AIM: Return all lines from the listing below in which the string "screenshot" occurs.

Extracted data entries:
* Start *
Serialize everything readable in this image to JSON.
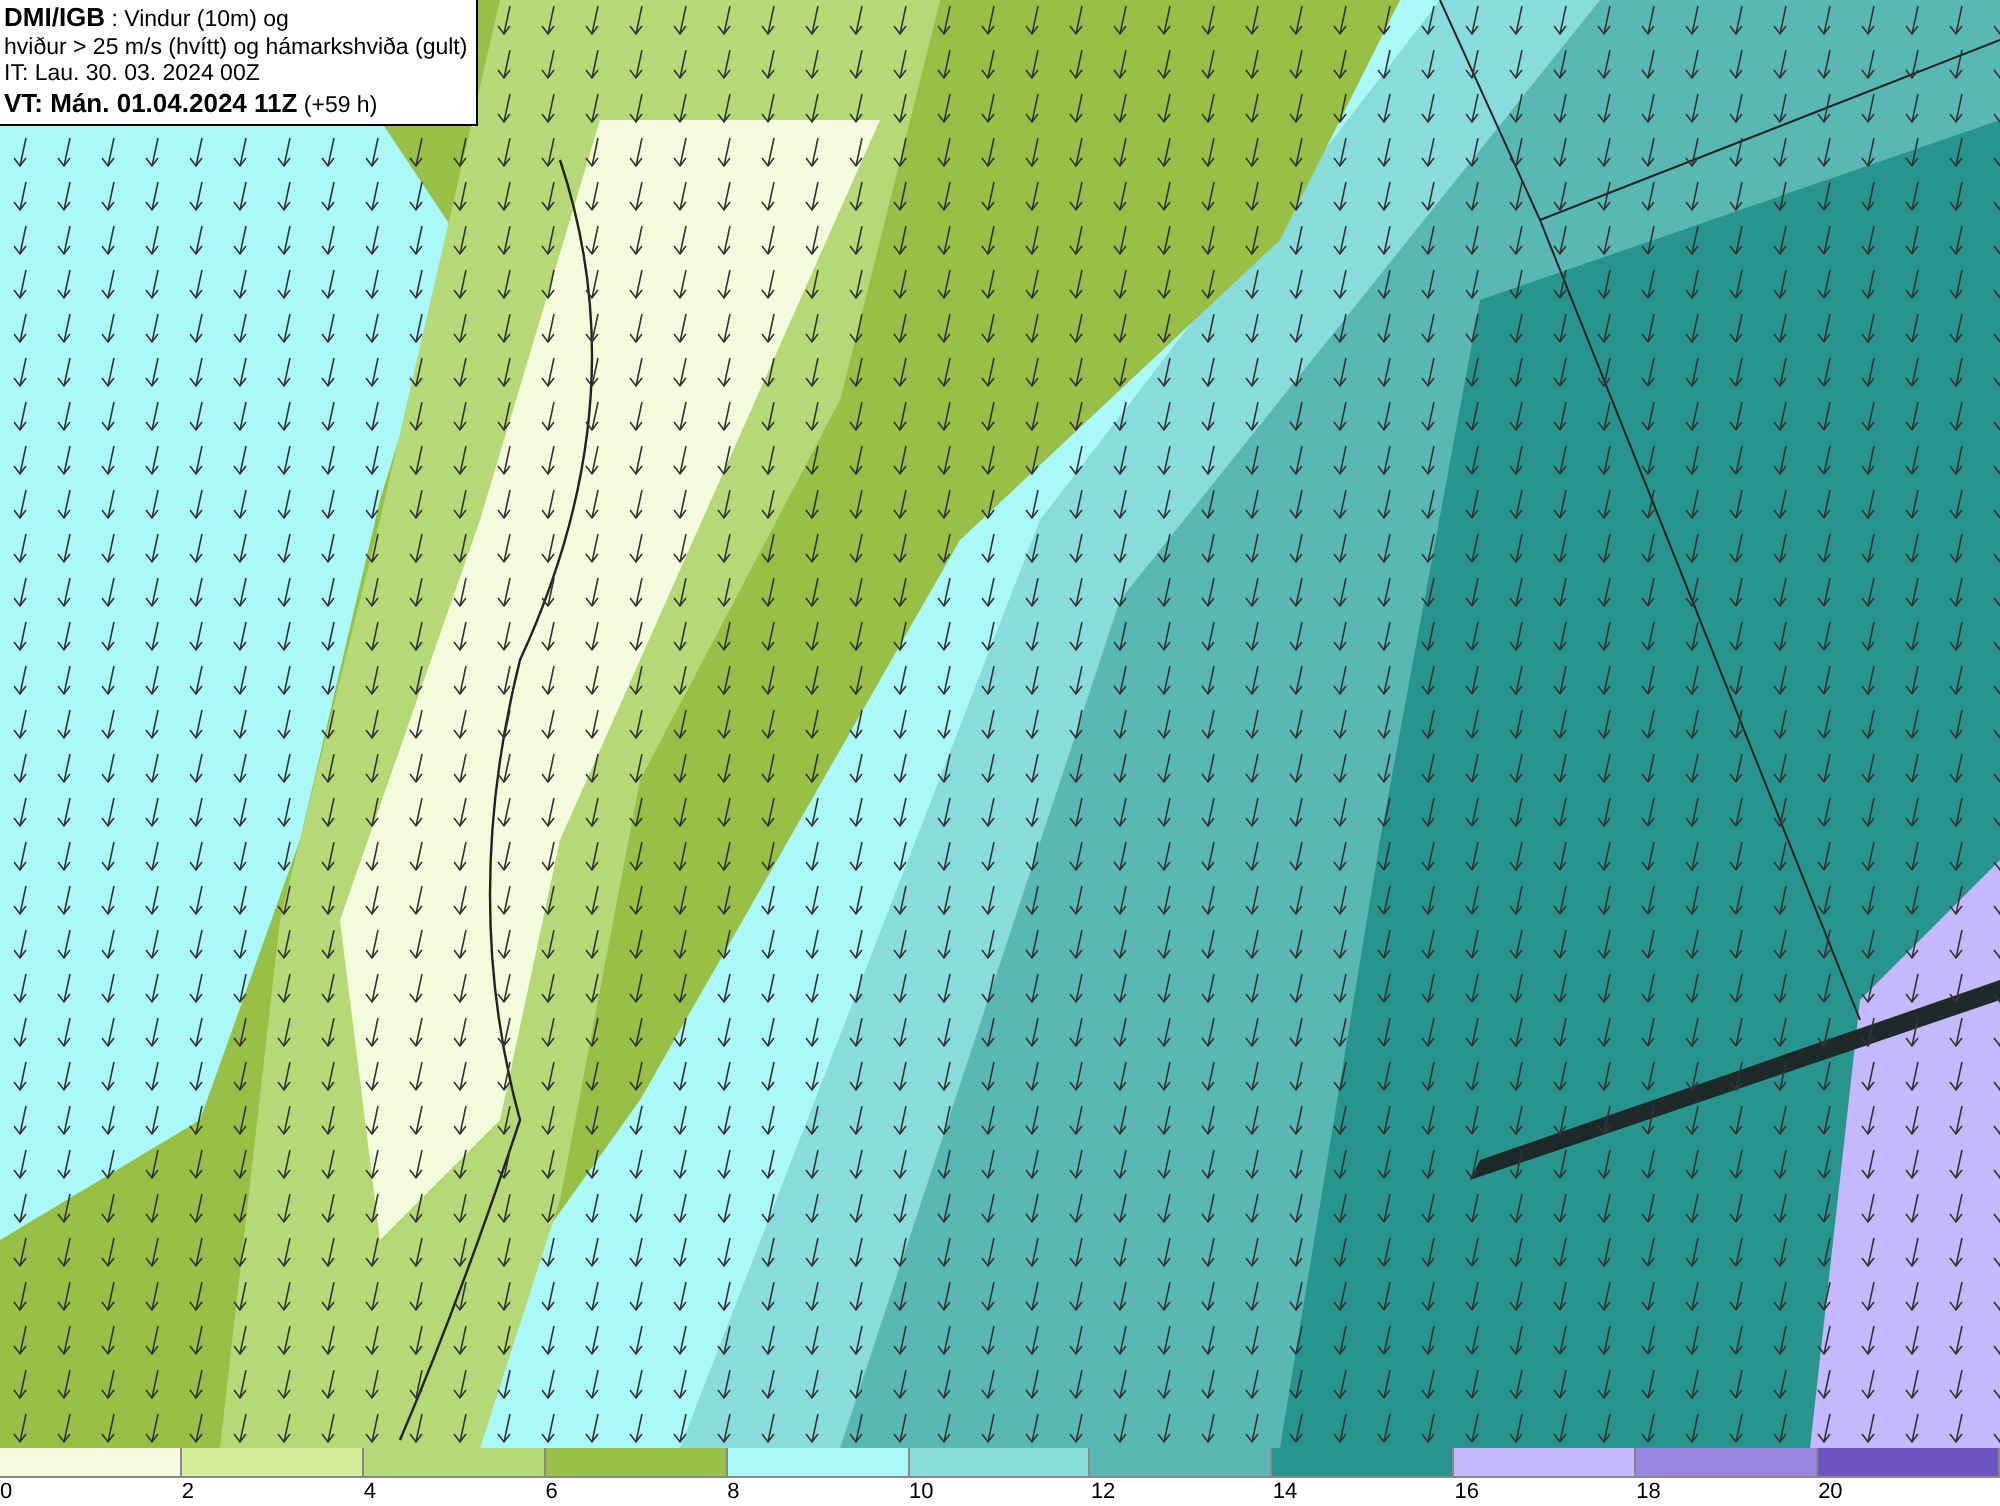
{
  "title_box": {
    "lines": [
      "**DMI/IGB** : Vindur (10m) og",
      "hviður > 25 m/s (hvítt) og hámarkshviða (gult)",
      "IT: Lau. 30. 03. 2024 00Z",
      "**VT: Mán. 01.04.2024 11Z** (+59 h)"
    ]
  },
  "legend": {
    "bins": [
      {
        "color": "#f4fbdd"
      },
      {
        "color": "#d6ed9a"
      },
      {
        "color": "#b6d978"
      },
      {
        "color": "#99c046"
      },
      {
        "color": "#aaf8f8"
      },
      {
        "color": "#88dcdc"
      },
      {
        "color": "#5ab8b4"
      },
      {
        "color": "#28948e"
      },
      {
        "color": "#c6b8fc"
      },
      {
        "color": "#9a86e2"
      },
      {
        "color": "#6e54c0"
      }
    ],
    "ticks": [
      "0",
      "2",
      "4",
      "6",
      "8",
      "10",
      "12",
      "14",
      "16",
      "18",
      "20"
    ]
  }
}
* End *
* Start *
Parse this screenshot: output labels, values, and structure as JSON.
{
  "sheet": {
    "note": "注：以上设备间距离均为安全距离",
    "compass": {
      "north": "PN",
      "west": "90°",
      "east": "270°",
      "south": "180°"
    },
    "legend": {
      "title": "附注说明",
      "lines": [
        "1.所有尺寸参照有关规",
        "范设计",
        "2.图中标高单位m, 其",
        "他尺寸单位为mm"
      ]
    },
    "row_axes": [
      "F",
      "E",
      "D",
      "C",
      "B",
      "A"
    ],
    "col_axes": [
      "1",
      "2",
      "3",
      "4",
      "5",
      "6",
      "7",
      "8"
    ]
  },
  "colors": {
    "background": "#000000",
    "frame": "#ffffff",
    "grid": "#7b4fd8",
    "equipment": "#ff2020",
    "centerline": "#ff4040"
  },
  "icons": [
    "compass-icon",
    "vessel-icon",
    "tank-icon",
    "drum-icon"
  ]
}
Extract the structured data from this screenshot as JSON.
* End *
TASK SOLUTION:
Parse this screenshot: output labels, values, and structure as JSON.
Extract the structured data from this screenshot as JSON.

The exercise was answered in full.